[Extracted data entries]
####################

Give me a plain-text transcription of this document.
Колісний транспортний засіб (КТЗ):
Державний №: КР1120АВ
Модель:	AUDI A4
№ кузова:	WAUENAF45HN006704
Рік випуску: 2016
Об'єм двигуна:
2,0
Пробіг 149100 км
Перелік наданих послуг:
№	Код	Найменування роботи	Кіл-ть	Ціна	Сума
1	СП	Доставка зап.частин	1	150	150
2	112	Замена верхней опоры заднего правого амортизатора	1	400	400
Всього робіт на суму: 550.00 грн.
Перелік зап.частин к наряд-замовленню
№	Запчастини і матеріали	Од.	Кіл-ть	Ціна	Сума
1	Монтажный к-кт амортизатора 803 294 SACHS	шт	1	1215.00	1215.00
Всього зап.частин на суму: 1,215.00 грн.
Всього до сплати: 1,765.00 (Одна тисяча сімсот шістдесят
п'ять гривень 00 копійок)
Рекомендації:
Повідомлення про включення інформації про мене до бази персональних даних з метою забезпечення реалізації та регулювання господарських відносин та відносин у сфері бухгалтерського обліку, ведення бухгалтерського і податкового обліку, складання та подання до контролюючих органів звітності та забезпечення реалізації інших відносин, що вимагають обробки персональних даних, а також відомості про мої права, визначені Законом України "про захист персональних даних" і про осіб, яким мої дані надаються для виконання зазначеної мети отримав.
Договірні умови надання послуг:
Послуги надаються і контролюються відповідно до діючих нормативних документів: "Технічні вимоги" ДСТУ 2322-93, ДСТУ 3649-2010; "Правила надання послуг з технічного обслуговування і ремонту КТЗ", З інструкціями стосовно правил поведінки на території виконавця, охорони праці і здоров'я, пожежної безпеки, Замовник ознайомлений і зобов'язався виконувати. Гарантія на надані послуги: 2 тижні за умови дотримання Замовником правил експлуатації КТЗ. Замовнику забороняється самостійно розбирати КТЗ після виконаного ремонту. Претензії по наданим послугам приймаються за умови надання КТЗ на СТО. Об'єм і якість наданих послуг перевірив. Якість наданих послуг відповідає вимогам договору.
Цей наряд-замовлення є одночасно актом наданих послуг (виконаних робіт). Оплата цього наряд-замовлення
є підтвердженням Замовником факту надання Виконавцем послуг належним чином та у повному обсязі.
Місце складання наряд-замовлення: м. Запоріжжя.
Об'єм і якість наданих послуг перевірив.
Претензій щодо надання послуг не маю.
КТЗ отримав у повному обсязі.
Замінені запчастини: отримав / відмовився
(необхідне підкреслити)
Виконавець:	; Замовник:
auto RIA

####################

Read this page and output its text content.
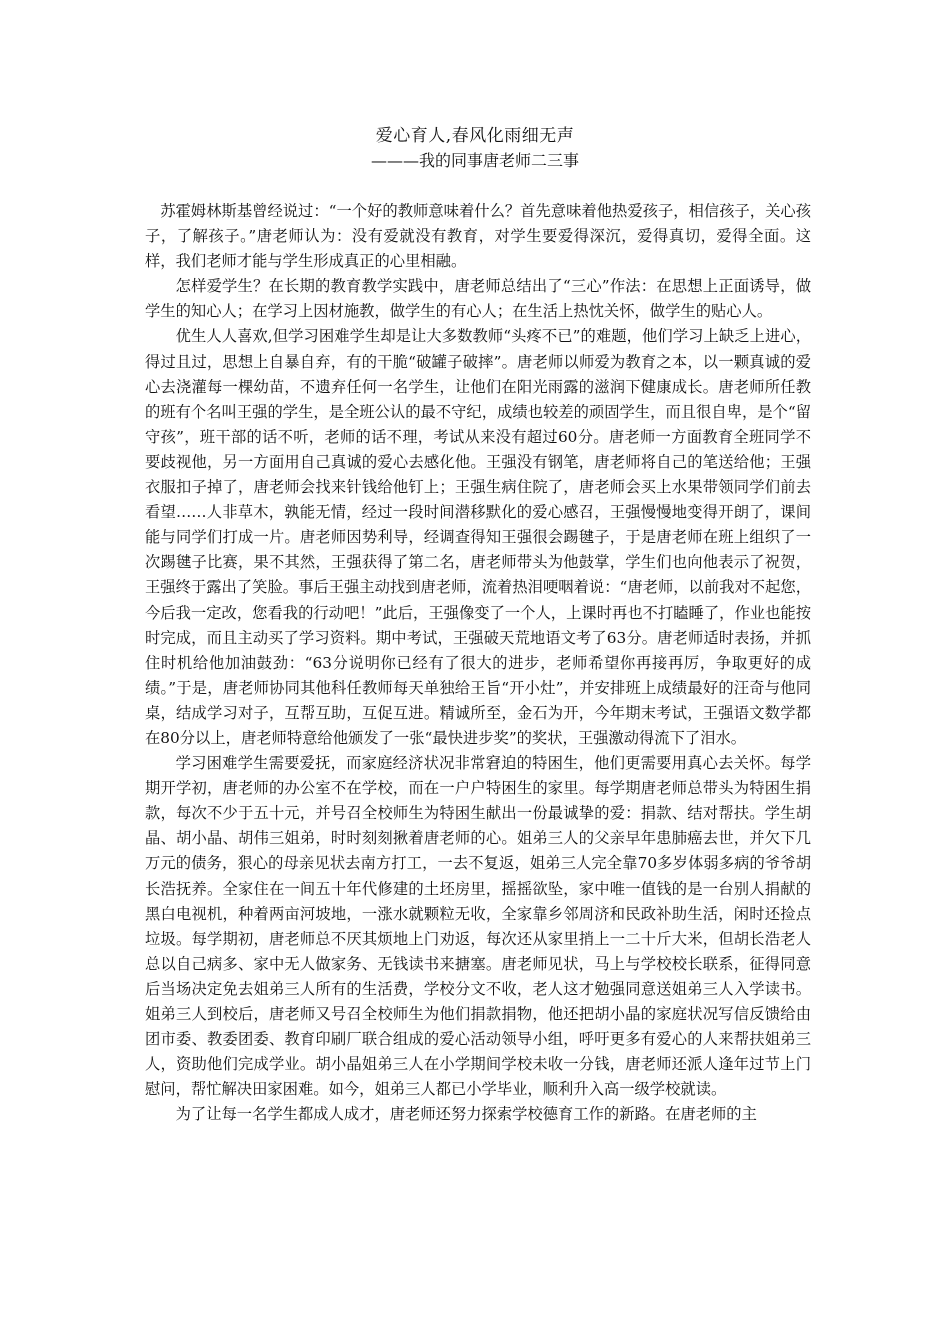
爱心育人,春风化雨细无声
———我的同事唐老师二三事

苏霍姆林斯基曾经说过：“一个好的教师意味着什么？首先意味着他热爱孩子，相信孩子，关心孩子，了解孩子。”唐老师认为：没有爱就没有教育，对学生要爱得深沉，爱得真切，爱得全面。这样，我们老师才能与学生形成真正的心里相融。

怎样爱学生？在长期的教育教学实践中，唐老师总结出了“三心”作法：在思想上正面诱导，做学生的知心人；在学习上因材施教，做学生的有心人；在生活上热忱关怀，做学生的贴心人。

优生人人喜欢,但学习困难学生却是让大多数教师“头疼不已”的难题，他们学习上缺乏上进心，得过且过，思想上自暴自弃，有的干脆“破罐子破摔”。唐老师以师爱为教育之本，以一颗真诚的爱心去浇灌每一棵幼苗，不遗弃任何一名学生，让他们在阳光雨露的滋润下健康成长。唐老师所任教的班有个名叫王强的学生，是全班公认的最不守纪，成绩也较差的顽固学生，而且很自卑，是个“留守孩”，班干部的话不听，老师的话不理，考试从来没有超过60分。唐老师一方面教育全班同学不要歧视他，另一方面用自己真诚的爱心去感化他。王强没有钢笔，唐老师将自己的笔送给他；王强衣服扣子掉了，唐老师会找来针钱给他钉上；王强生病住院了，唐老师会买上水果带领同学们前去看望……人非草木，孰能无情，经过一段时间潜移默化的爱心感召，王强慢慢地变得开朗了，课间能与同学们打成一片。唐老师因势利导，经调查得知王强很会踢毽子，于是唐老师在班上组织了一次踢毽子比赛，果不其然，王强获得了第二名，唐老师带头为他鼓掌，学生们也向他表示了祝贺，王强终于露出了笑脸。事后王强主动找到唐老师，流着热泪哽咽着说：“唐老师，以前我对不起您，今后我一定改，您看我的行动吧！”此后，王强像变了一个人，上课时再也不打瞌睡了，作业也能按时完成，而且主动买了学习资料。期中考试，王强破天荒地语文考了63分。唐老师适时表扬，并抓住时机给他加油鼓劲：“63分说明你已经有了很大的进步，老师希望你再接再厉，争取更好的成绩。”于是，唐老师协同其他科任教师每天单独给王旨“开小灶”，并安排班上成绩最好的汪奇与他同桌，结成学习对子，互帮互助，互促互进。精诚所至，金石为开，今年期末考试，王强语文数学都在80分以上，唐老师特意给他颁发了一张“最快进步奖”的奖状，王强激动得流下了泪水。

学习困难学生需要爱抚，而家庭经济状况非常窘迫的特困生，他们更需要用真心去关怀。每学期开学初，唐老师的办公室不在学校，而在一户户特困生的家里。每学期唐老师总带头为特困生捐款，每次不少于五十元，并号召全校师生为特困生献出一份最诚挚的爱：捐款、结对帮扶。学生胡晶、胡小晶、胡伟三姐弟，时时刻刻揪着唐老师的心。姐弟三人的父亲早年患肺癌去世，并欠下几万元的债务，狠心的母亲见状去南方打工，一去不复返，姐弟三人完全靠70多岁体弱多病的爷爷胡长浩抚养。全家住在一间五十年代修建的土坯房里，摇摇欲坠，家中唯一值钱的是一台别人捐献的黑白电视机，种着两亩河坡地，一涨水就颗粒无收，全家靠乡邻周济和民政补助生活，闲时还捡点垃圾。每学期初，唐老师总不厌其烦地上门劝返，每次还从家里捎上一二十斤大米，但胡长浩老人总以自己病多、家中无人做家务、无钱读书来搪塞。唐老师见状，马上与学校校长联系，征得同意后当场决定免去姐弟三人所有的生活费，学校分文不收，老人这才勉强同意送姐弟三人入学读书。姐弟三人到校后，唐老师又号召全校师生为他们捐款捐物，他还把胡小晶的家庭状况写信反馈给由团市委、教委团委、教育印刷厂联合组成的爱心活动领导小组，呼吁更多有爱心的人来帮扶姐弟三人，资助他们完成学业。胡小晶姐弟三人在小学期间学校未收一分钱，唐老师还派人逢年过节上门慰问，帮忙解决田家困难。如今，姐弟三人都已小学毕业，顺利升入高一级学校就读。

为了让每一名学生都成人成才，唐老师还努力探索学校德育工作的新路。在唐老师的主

####################

— Stated problem —
Of the lines in the data above, how many contain the word "надаються"? Give only that figure.

— Solution to this task —
2